--- What you will do ---
(a) Please reproduce everything in the troubleshooting lesson from "Sometimes things can" down to "in your way.".
(b) Quote each sentence in the troubleshooting lesson that begins with the word "You".
(c) Carry the troubleshooting lesson forward from its final sentence.

--- Page extract ---
------------------------------
What we anticipate seldom occurs; what we least expected generally happens.

Benjamin Disraeli, British statesman and author (1804–1881)

Sometimes things can go wrong as you follow your plan for reaching a goal or solving a problem. Small, or even large, stumbling blocks may appear and try to stall your forward progress. This lesson is about anticipating and dealing with any pesky obstacles that get in your way.

Troubleshooting involves thinking ahead, spotting problems even before they surface, or preparing to take care of them if they do. You anticipate what might go wrong and keep it from happening or, if something does pop up, keep it from growing into a major problem by resolving it while it's a manageable size. By doing so, you deal with any setbacks that might block the path to your goal. You have to learn to handle everything from small annoyances to major obstructions in order to get where you want to be. So troubleshooting is kind of like building bridges over troubled waters!

Identifying Problems That Interfere with Goals

After you set a goal and begin working toward it, you will inevitably be faced with a roadblock or two. You learned in Lesson 1 that you can't solve problems without first recognizing and accepting them, and that holds true for troubleshooting problems that interfere with your goals. Some of these problems are foreseeable; that is, you can anticipate them before you even begin to work toward your goal. Others are unexpected and must be dealt with as they arise.
------------------------------
--- Extracted data ---
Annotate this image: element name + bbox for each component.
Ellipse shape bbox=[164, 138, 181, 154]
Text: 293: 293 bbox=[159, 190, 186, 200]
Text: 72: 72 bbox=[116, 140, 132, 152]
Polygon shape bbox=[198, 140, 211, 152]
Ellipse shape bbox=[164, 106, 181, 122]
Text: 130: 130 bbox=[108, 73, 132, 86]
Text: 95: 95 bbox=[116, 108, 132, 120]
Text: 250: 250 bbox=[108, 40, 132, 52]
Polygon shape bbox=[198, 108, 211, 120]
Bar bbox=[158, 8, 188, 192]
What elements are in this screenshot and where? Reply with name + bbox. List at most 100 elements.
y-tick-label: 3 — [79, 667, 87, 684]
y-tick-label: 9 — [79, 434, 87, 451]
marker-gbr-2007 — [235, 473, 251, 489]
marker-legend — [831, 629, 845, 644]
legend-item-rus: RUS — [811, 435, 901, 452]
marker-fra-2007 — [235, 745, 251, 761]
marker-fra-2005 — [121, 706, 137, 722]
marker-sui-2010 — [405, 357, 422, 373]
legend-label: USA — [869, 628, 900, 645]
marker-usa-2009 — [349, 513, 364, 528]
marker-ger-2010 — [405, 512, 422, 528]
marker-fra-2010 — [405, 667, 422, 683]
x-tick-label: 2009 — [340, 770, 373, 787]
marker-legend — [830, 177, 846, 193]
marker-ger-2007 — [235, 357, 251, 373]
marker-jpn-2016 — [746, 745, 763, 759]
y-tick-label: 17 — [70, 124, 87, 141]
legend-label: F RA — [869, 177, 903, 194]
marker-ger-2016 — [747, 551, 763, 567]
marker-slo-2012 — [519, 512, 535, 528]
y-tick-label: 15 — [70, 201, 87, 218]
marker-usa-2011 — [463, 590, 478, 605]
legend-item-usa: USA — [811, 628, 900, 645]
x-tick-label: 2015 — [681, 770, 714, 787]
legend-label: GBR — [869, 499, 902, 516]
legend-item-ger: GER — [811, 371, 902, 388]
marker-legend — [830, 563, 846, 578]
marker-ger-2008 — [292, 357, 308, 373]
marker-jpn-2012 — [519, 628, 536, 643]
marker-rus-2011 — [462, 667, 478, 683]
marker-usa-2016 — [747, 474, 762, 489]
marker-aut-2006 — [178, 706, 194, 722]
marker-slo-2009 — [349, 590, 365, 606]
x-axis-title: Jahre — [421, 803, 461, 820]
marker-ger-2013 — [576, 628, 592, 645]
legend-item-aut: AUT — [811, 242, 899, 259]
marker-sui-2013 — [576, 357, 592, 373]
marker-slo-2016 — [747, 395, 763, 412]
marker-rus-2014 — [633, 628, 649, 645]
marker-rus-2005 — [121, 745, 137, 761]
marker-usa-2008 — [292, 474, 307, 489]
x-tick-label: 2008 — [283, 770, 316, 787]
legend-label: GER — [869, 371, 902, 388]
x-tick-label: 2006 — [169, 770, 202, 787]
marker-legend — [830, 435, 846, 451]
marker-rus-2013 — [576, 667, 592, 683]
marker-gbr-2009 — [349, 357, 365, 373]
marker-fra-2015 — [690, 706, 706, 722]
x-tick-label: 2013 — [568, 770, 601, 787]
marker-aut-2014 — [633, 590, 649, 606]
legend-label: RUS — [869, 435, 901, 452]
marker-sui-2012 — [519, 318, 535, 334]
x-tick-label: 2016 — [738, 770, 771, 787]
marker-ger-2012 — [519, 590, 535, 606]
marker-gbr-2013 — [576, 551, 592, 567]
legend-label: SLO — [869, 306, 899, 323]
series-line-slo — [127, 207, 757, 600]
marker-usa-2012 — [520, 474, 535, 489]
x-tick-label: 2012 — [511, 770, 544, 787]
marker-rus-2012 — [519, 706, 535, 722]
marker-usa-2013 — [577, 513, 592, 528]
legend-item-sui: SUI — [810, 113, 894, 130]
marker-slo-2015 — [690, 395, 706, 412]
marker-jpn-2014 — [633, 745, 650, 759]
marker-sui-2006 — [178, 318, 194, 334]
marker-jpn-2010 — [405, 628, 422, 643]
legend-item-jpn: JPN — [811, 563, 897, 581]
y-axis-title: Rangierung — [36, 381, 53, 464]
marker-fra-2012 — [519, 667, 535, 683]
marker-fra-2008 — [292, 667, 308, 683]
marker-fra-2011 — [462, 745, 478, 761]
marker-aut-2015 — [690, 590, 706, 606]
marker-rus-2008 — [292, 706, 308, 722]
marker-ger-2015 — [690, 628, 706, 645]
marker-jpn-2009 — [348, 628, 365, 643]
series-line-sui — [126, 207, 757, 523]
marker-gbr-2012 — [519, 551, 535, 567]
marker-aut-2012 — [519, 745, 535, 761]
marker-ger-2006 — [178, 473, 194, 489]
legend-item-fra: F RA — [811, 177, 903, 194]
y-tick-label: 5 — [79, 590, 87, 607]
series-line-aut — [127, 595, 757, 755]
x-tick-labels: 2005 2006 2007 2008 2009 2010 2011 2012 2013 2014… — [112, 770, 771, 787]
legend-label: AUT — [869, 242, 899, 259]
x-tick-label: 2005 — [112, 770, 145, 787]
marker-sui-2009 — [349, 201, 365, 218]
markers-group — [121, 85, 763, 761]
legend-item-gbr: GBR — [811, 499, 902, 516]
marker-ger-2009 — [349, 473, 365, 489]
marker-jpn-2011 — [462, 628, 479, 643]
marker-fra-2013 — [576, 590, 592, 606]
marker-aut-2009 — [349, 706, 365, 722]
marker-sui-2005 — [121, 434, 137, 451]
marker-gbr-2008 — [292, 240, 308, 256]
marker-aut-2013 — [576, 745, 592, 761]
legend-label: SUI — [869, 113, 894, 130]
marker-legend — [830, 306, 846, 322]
------------------------------
--- The results ---
(a)
Sometimes things can go wrong as you follow your plan for reaching a goal or solving a problem. Small, or even large, stumbling blocks may appear and try to stall your forward progress. This lesson is about anticipating and dealing with any pesky obstacles that get in your way.

(b)
- You anticipate what might go wrong and keep it from happening or, if something does pop up, keep it from growing into a major problem by resolving it while it's a manageable size.
- You have to learn to handle everything from small annoyances to major obstructions in order to get where you want to be.
- You learned in Lesson 1 that you can't solve problems without first recognizing and accepting them, and that holds true for troubleshooting problems that interfere with your goals.

(c)
Identifying foreseeable problems takes work. You have to honestly assess your goal and think critically about what might need to be overcome so you can achieve it. You saw an example of this in Lesson 5 when Fran set a goal to get better grades. She noted that her habits of "too much socializing" and "poor study skills" stood in her way. So, even before she began to work toward getting better grades, she knew what she had to overcome in order to be successful. Both obstacles were not simple for her to overcome because they required breaking troublesome habits and acquiring new skills.

Strange as it may seem, unexpected problems are usually easier to spot, and often easier to solve. For example, you're doing research and need a particular book from your local library. When you go to get it, you discover all copies have been checked out. Or you run into an unforeseeable technology problem, such as a computer crash or a printer breakdown as you're trying to finish a report for a deadline. All these problems are relatively easy to solve. In the first case, you can ask the librarian to check other libraries for the book, or even pick one up in a bookstore, if the price is reasonable. For the technology problems, you could find temporary solutions like working from a backup disk on someone else's equipment.

Unexpected problems, by their nature, can't be planned for. You must simply figure out the best way to solve them quickly and thoroughly, and then get back on your path. The rest of this lesson focuses on troubleshooting forseeable problems.